───── BLOCO DE TEXTO

Se é que a pressão pode aumentar ainda mais, o governo começa nova semana francamente acuado, apesar de notícias boas do lado da vacinação. Pode ser que o presidente tenha aprendido a se equilibrar no slackline (tenho a sensação que não existia quando estava no exército), mas o vento só faz aumentar nessa semana curta da paixão de Cristo, com Bolsonaro pedindo para jejuarem (o brasileiro já está fazendo isso por necessidade) e orarem, cada um para seu santo e por razões diversas.
O fato é que a pressão aumento bastante na semana passada e por duas razões principais. De um lado as pedaladas no orçamento de 2021, e de outro na pressão política sobre Bolsonaro para remover Ernesto Araújo do Ministério das Relações Exteriores, extensivo ao também ministro do Meio Ambiente.
Sobre o orçamento de 2021, a equipe econômica e o próprio ministro Paulo Guedes se debruçaram sobre os números e chegaram à conclusão de queé inexequível. Sobrariam cerca de R$ 49,5 bilhões em despesas discricionárias para todo o ano, exigindo cortes de cerca de 51%, e travando o governo. A consultoria IFI, que assessora o parlamento, disse que Paulo Guedes criticou recentemente que as despesas discricionárias superariam o teto em R$ 31 bilhões. Mas o Brasil tem sempre os seus “jeitinhos” de economia de guerra para manter emendas parlamentares de quase R$ 50 bilhões, nessa fase absolutamente crítica de desequilíbrio fiscal.

──────────
───── OS DADOS

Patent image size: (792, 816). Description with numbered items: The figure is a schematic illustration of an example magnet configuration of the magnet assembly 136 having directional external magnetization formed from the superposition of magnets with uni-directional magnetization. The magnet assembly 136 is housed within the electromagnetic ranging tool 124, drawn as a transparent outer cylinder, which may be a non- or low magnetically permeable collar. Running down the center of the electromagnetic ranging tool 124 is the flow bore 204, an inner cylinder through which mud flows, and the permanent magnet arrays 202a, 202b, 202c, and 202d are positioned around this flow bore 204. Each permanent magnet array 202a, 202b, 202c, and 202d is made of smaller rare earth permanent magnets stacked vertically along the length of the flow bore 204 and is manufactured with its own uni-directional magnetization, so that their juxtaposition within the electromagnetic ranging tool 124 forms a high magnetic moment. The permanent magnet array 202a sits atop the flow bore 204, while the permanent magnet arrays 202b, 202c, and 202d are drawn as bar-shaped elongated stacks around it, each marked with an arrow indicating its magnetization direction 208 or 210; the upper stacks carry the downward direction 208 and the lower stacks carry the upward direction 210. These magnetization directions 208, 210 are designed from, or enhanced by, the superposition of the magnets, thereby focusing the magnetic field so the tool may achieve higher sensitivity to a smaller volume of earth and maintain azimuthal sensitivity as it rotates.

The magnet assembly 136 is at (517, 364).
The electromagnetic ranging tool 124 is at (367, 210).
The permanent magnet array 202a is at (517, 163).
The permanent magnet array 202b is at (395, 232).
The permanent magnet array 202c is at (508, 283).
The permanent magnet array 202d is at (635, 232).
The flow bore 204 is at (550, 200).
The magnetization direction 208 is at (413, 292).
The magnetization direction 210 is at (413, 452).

──────────

* _INSTRUÇÕES DO EXERCÍCIO_:
**1)** Informe, com base no bloco de texto, quanto sobraria em despesas discricionárias para todo o ano de 2021.
**2)** Reproduza sem alterações o trecho do bloco de texto que vai de "Sobre o orçamento" até "de desequilíbrio fiscal.".

* _RESULTADOS DAS TAREFAS_:
**1)** Cerca de R$ 49,5 bilhões.

**2)**
Sobre o orçamento de 2021, a equipe econômica e o próprio ministro Paulo Guedes se debruçaram sobre os números e chegaram à conclusão de queé inexequível. Sobrariam cerca de R$ 49,5 bilhões em despesas discricionárias para todo o ano, exigindo cortes de cerca de 51%, e travando o governo. A consultoria IFI, que assessora o parlamento, disse que Paulo Guedes criticou recentemente que as despesas discricionárias superariam o teto em R$ 31 bilhões. Mas o Brasil tem sempre os seus “jeitinhos” de economia de guerra para manter emendas parlamentares de quase R$ 50 bilhões, nessa fase absolutamente crítica de desequilíbrio fiscal.